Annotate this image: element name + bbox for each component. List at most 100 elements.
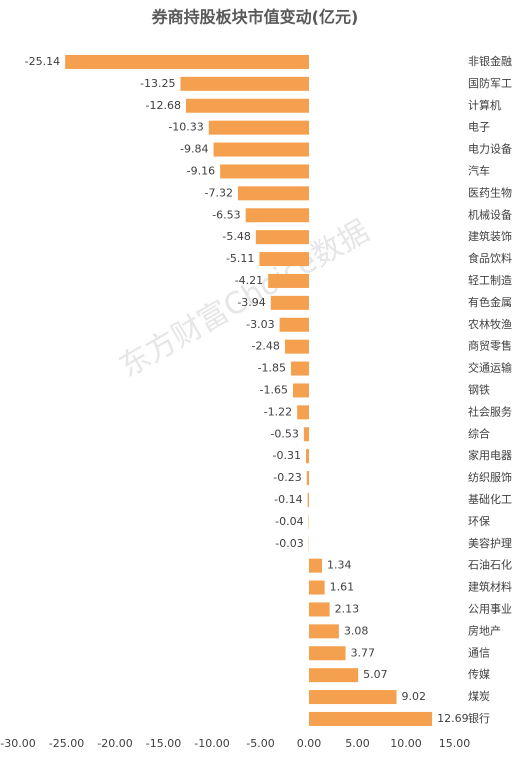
value-label: 5.07 — [363, 668, 388, 681]
value-label: -3.94 — [237, 296, 265, 309]
category-label: 社会服务 — [468, 404, 512, 418]
bar — [208, 120, 309, 135]
value-label: 1.61 — [330, 581, 355, 594]
category-label: 银行 — [468, 711, 490, 725]
value-label: -1.65 — [260, 383, 288, 396]
category-label: 美容护理 — [468, 536, 512, 550]
bar — [268, 273, 309, 288]
category-label: 农林牧渔 — [468, 317, 512, 331]
x-tick-label: 0.00 — [297, 737, 322, 750]
value-label: -0.23 — [273, 471, 301, 484]
bar — [297, 405, 309, 420]
bar — [245, 208, 309, 223]
chart-title: 券商持股板块市值变动(亿元) — [151, 8, 359, 27]
value-label: 1.34 — [327, 559, 352, 572]
category-label: 商贸零售 — [468, 339, 512, 353]
value-label: -2.48 — [251, 340, 279, 353]
x-tick-label: -5.00 — [246, 737, 274, 750]
value-label: -7.32 — [205, 186, 233, 199]
category-label: 汽车 — [468, 163, 490, 177]
bar — [309, 668, 359, 683]
x-tick-label: 10.00 — [390, 737, 422, 750]
category-label: 有色金属 — [468, 295, 512, 309]
bar — [213, 142, 309, 157]
x-tick-label: -25.00 — [49, 737, 84, 750]
value-label: -13.25 — [140, 77, 175, 90]
bar — [259, 252, 309, 267]
value-label: -4.21 — [235, 274, 263, 287]
bar — [237, 186, 309, 201]
value-label: 3.08 — [344, 624, 369, 637]
value-label: -10.33 — [168, 121, 203, 134]
bar — [309, 711, 433, 726]
value-label: -9.16 — [187, 164, 215, 177]
value-label: -0.31 — [273, 449, 301, 462]
category-label: 电力设备 — [468, 142, 512, 156]
value-label: -25.14 — [25, 55, 60, 68]
value-label: -5.11 — [226, 252, 254, 265]
bar — [309, 624, 339, 639]
bar — [220, 164, 309, 179]
value-label: -1.22 — [264, 405, 292, 418]
bar — [292, 383, 309, 398]
category-label: 环保 — [468, 514, 490, 528]
bar — [303, 427, 309, 442]
value-label: 9.02 — [401, 690, 426, 703]
category-label: 建筑装饰 — [468, 229, 512, 243]
bar — [284, 339, 309, 354]
category-label: 医药生物 — [468, 185, 512, 199]
value-label: -12.68 — [146, 99, 181, 112]
x-tick-label: 5.00 — [345, 737, 370, 750]
x-tick-label: -20.00 — [97, 737, 132, 750]
value-label: -6.53 — [212, 208, 240, 221]
bar — [279, 317, 309, 332]
category-label: 基础化工 — [468, 492, 512, 506]
value-label: 2.13 — [335, 602, 360, 615]
bar — [307, 492, 309, 507]
category-label: 交通运输 — [468, 361, 512, 375]
bar — [309, 646, 346, 661]
bar — [255, 230, 309, 245]
bar — [305, 449, 309, 464]
x-tick-label: 15.00 — [439, 737, 471, 750]
category-label: 建筑材料 — [468, 580, 512, 594]
category-label: 食品饮料 — [468, 251, 512, 265]
category-label: 石油石化 — [468, 558, 512, 572]
bar — [291, 361, 309, 376]
x-tick-label: -15.00 — [146, 737, 181, 750]
category-label: 煤炭 — [468, 690, 490, 703]
bar — [270, 295, 309, 310]
category-label: 国防军工 — [468, 76, 512, 90]
bar — [306, 471, 309, 486]
bar — [309, 558, 322, 573]
category-label: 房地产 — [468, 623, 501, 637]
value-label: -1.85 — [258, 362, 286, 375]
category-label: 公用事业 — [468, 602, 512, 615]
category-label: 轻工制造 — [468, 273, 512, 287]
bar — [186, 98, 309, 113]
category-label: 纺织服饰 — [468, 470, 512, 484]
category-label: 非银金融 — [468, 54, 512, 68]
x-tick-label: -10.00 — [194, 737, 229, 750]
value-label: -3.03 — [246, 318, 274, 331]
bar — [309, 580, 325, 595]
bar — [309, 602, 330, 617]
value-label: -0.03 — [275, 537, 303, 550]
value-label: -0.53 — [270, 427, 298, 440]
bar — [309, 690, 397, 705]
value-label: 12.69 — [437, 712, 469, 725]
category-label: 家用电器 — [468, 448, 512, 462]
category-label: 机械设备 — [468, 207, 512, 221]
value-label: -9.84 — [180, 143, 208, 156]
value-label: 3.77 — [351, 646, 376, 659]
value-label: -0.04 — [275, 515, 303, 528]
bar — [65, 54, 309, 69]
bar — [180, 76, 309, 91]
category-label: 传媒 — [468, 668, 490, 681]
category-label: 通信 — [468, 646, 490, 659]
x-tick-label: -30.00 — [0, 737, 35, 750]
value-label: -5.48 — [222, 230, 250, 243]
category-label: 电子 — [468, 121, 490, 134]
category-label: 综合 — [468, 426, 490, 440]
+++++
* Task instructions:
Can you copy out every item above line for line, with no changes, and leave out the pictures?

* Response for this exercise:
Annotate this image: element name + bbox for each component. List at most 100 elements.
value-label: 5.07 — [363, 668, 388, 681]
value-label: -3.94 — [237, 296, 265, 309]
category-label: 社会服务 — [468, 404, 512, 418]
bar — [208, 120, 309, 135]
value-label: 1.61 — [330, 581, 355, 594]
category-label: 银行 — [468, 711, 490, 725]
value-label: -1.65 — [260, 383, 288, 396]
category-label: 美容护理 — [468, 536, 512, 550]
bar — [268, 273, 309, 288]
category-label: 农林牧渔 — [468, 317, 512, 331]
x-tick-label: 0.00 — [297, 737, 322, 750]
value-label: -0.23 — [273, 471, 301, 484]
bar — [297, 405, 309, 420]
bar — [245, 208, 309, 223]
chart-title: 券商持股板块市值变动(亿元) — [151, 8, 359, 27]
value-label: 1.34 — [327, 559, 352, 572]
category-label: 商贸零售 — [468, 339, 512, 353]
value-label: -2.48 — [251, 340, 279, 353]
x-tick-label: -5.00 — [246, 737, 274, 750]
value-label: -7.32 — [205, 186, 233, 199]
category-label: 汽车 — [468, 163, 490, 177]
bar — [309, 668, 359, 683]
x-tick-label: 10.00 — [390, 737, 422, 750]
category-label: 有色金属 — [468, 295, 512, 309]
bar — [213, 142, 309, 157]
x-tick-label: -25.00 — [49, 737, 84, 750]
value-label: -13.25 — [140, 77, 175, 90]
bar — [259, 252, 309, 267]
value-label: -4.21 — [235, 274, 263, 287]
bar — [237, 186, 309, 201]
value-label: 3.08 — [344, 624, 369, 637]
value-label: -10.33 — [168, 121, 203, 134]
bar — [309, 711, 433, 726]
value-label: -9.16 — [187, 164, 215, 177]
value-label: -0.31 — [273, 449, 301, 462]
category-label: 电力设备 — [468, 142, 512, 156]
value-label: -25.14 — [25, 55, 60, 68]
value-label: -5.11 — [226, 252, 254, 265]
bar — [309, 624, 339, 639]
bar — [220, 164, 309, 179]
value-label: -1.22 — [264, 405, 292, 418]
bar — [292, 383, 309, 398]
category-label: 环保 — [468, 514, 490, 528]
bar — [303, 427, 309, 442]
value-label: 9.02 — [401, 690, 426, 703]
category-label: 建筑装饰 — [468, 229, 512, 243]
bar — [284, 339, 309, 354]
category-label: 医药生物 — [468, 185, 512, 199]
value-label: -12.68 — [146, 99, 181, 112]
x-tick-label: 5.00 — [345, 737, 370, 750]
x-tick-label: -20.00 — [97, 737, 132, 750]
value-label: -6.53 — [212, 208, 240, 221]
bar — [279, 317, 309, 332]
category-label: 基础化工 — [468, 492, 512, 506]
value-label: 2.13 — [335, 602, 360, 615]
bar — [307, 492, 309, 507]
category-label: 交通运输 — [468, 361, 512, 375]
bar — [309, 646, 346, 661]
bar — [255, 230, 309, 245]
bar — [305, 449, 309, 464]
x-tick-label: 15.00 — [439, 737, 471, 750]
category-label: 建筑材料 — [468, 580, 512, 594]
category-label: 食品饮料 — [468, 251, 512, 265]
category-label: 石油石化 — [468, 558, 512, 572]
bar — [291, 361, 309, 376]
x-tick-label: -15.00 — [146, 737, 181, 750]
category-label: 煤炭 — [468, 690, 490, 703]
bar — [270, 295, 309, 310]
category-label: 国防军工 — [468, 76, 512, 90]
bar — [306, 471, 309, 486]
bar — [309, 558, 322, 573]
category-label: 房地产 — [468, 623, 501, 637]
value-label: -1.85 — [258, 362, 286, 375]
category-label: 公用事业 — [468, 602, 512, 615]
category-label: 轻工制造 — [468, 273, 512, 287]
bar — [186, 98, 309, 113]
category-label: 纺织服饰 — [468, 470, 512, 484]
category-label: 非银金融 — [468, 54, 512, 68]
x-tick-label: -10.00 — [194, 737, 229, 750]
value-label: -3.03 — [246, 318, 274, 331]
bar — [309, 580, 325, 595]
bar — [309, 602, 330, 617]
value-label: -0.03 — [275, 537, 303, 550]
value-label: -0.53 — [270, 427, 298, 440]
bar — [309, 690, 397, 705]
value-label: 12.69 — [437, 712, 469, 725]
category-label: 家用电器 — [468, 448, 512, 462]
category-label: 机械设备 — [468, 207, 512, 221]
value-label: -9.84 — [180, 143, 208, 156]
value-label: 3.77 — [351, 646, 376, 659]
value-label: -0.04 — [275, 515, 303, 528]
bar — [65, 54, 309, 69]
bar — [180, 76, 309, 91]
category-label: 传媒 — [468, 668, 490, 681]
category-label: 通信 — [468, 646, 490, 659]
x-tick-label: -30.00 — [0, 737, 35, 750]
value-label: -5.48 — [222, 230, 250, 243]
category-label: 电子 — [468, 121, 490, 134]
category-label: 综合 — [468, 426, 490, 440]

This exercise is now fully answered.